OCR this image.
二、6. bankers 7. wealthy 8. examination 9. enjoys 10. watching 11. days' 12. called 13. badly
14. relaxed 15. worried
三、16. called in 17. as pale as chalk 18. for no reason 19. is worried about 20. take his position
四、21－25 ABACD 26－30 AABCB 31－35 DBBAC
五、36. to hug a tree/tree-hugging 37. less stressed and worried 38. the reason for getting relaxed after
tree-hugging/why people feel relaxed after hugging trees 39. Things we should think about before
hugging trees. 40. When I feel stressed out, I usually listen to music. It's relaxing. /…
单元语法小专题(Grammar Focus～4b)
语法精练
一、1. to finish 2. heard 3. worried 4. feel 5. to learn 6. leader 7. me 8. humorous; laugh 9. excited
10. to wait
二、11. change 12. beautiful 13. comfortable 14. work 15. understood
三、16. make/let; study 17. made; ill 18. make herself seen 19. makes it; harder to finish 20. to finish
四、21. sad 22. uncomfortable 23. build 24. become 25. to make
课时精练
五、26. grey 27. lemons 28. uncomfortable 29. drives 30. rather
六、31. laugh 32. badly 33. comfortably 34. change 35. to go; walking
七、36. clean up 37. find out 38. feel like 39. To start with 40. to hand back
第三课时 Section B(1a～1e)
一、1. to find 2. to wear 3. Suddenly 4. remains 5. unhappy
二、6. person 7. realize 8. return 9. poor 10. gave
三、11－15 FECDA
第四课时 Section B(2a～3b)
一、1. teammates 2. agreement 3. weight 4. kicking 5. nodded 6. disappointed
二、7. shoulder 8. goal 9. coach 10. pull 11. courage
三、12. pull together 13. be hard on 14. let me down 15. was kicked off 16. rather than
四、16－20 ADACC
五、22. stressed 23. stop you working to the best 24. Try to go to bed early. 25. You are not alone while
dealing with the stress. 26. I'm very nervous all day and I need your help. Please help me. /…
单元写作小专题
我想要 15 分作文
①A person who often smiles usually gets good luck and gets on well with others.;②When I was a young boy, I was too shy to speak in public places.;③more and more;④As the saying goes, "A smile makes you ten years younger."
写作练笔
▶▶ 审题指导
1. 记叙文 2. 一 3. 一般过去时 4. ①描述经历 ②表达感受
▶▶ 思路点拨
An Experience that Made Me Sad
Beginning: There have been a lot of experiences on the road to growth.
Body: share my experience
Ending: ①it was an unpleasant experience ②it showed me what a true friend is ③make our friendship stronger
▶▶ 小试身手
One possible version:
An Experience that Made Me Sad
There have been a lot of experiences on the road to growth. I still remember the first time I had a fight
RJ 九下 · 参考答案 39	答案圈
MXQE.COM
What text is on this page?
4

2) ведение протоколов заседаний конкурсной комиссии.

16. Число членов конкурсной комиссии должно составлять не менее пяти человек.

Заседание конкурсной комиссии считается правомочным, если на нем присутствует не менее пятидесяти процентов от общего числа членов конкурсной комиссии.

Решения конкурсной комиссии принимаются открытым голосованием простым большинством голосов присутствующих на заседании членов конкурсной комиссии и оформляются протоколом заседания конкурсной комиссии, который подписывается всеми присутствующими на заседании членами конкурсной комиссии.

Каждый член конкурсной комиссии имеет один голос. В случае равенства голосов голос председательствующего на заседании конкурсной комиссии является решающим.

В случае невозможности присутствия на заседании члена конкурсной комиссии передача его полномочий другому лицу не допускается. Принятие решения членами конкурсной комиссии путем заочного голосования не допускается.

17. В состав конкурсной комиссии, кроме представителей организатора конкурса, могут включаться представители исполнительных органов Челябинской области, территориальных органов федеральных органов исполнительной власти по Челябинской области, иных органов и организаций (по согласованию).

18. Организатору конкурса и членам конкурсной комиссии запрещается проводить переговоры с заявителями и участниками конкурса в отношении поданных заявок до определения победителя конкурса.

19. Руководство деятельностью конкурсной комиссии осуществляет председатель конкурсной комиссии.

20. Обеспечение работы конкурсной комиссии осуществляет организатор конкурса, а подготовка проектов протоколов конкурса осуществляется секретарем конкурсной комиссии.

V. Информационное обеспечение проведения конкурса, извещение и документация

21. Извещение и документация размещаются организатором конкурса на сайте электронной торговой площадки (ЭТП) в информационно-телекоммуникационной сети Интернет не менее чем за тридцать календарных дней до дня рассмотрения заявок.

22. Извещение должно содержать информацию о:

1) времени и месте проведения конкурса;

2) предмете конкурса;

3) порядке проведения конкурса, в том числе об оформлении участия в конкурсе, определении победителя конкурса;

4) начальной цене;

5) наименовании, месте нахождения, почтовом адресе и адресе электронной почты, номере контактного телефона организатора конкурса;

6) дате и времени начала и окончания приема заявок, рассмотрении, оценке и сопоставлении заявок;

- - - - - - -

_GOAL_. Your task is to transcribe the material exactly.

_RESULT_.
OCR this image.
二、6. bankers 7. wealthy 8. examination 9. enjoys 10. watching 11. days' 12. called 13. badly
14. relaxed 15. worried
三、16. called in 17. as pale as chalk 18. for no reason 19. is worried about 20. take his position
四、21－25 ABACD 26－30 AABCB 31－35 DBBAC
五、36. to hug a tree/tree-hugging 37. less stressed and worried 38. the reason for getting relaxed after
tree-hugging/why people feel relaxed after hugging trees 39. Things we should think about before
hugging trees. 40. When I feel stressed out, I usually listen to music. It's relaxing. /…
单元语法小专题(Grammar Focus～4b)
语法精练
一、1. to finish 2. heard 3. worried 4. feel 5. to learn 6. leader 7. me 8. humorous; laugh 9. excited
10. to wait
二、11. change 12. beautiful 13. comfortable 14. work 15. understood
三、16. make/let; study 17. made; ill 18. make herself seen 19. makes it; harder to finish 20. to finish
四、21. sad 22. uncomfortable 23. build 24. become 25. to make
课时精练
五、26. grey 27. lemons 28. uncomfortable 29. drives 30. rather
六、31. laugh 32. badly 33. comfortably 34. change 35. to go; walking
七、36. clean up 37. find out 38. feel like 39. To start with 40. to hand back
第三课时 Section B(1a～1e)
一、1. to find 2. to wear 3. Suddenly 4. remains 5. unhappy
二、6. person 7. realize 8. return 9. poor 10. gave
三、11－15 FECDA
第四课时 Section B(2a～3b)
一、1. teammates 2. agreement 3. weight 4. kicking 5. nodded 6. disappointed
二、7. shoulder 8. goal 9. coach 10. pull 11. courage
三、12. pull together 13. be hard on 14. let me down 15. was kicked off 16. rather than
四、16－20 ADACC
五、22. stressed 23. stop you working to the best 24. Try to go to bed early. 25. You are not alone while
dealing with the stress. 26. I'm very nervous all day and I need your help. Please help me. /…
单元写作小专题
我想要 15 分作文
①A person who often smiles usually gets good luck and gets on well with others.;②When I was a young boy, I was too shy to speak in public places.;③more and more;④As the saying goes, "A smile makes you ten years younger."
写作练笔
▶▶ 审题指导
1. 记叙文 2. 一 3. 一般过去时 4. ①描述经历 ②表达感受
▶▶ 思路点拨
An Experience that Made Me Sad
Beginning: There have been a lot of experiences on the road to growth.
Body: share my experience
Ending: ①it was an unpleasant experience ②it showed me what a true friend is ③make our friendship stronger
▶▶ 小试身手
One possible version:
An Experience that Made Me Sad
There have been a lot of experiences on the road to growth. I still remember the first time I had a fight
RJ 九下 · 参考答案 39	答案圈
MXQE.COM
What text is on this page?
4

2) ведение протоколов заседаний конкурсной комиссии.

16. Число членов конкурсной комиссии должно составлять не менее пяти человек.

Заседание конкурсной комиссии считается правомочным, если на нем присутствует не менее пятидесяти процентов от общего числа членов конкурсной комиссии.

Решения конкурсной комиссии принимаются открытым голосованием простым большинством голосов присутствующих на заседании членов конкурсной комиссии и оформляются протоколом заседания конкурсной комиссии, который подписывается всеми присутствующими на заседании членами конкурсной комиссии.

Каждый член конкурсной комиссии имеет один голос. В случае равенства голосов голос председательствующего на заседании конкурсной комиссии является решающим.

В случае невозможности присутствия на заседании члена конкурсной комиссии передача его полномочий другому лицу не допускается. Принятие решения членами конкурсной комиссии путем заочного голосования не допускается.

17. В состав конкурсной комиссии, кроме представителей организатора конкурса, могут включаться представители исполнительных органов Челябинской области, территориальных органов федеральных органов исполнительной власти по Челябинской области, иных органов и организаций (по согласованию).

18. Организатору конкурса и членам конкурсной комиссии запрещается проводить переговоры с заявителями и участниками конкурса в отношении поданных заявок до определения победителя конкурса.

19. Руководство деятельностью конкурсной комиссии осуществляет председатель конкурсной комиссии.

20. Обеспечение работы конкурсной комиссии осуществляет организатор конкурса, а подготовка проектов протоколов конкурса осуществляется секретарем конкурсной комиссии.

V. Информационное обеспечение проведения конкурса, извещение и документация

21. Извещение и документация размещаются организатором конкурса на сайте электронной торговой площадки (ЭТП) в информационно-телекоммуникационной сети Интернет не менее чем за тридцать календарных дней до дня рассмотрения заявок.

22. Извещение должно содержать информацию о:

1) времени и месте проведения конкурса;

2) предмете конкурса;

3) порядке проведения конкурса, в том числе об оформлении участия в конкурсе, определении победителя конкурса;

4) начальной цене;

5) наименовании, месте нахождения, почтовом адресе и адресе электронной почты, номере контактного телефона организатора конкурса;

6) дате и времени начала и окончания приема заявок, рассмотрении, оценке и сопоставлении заявок;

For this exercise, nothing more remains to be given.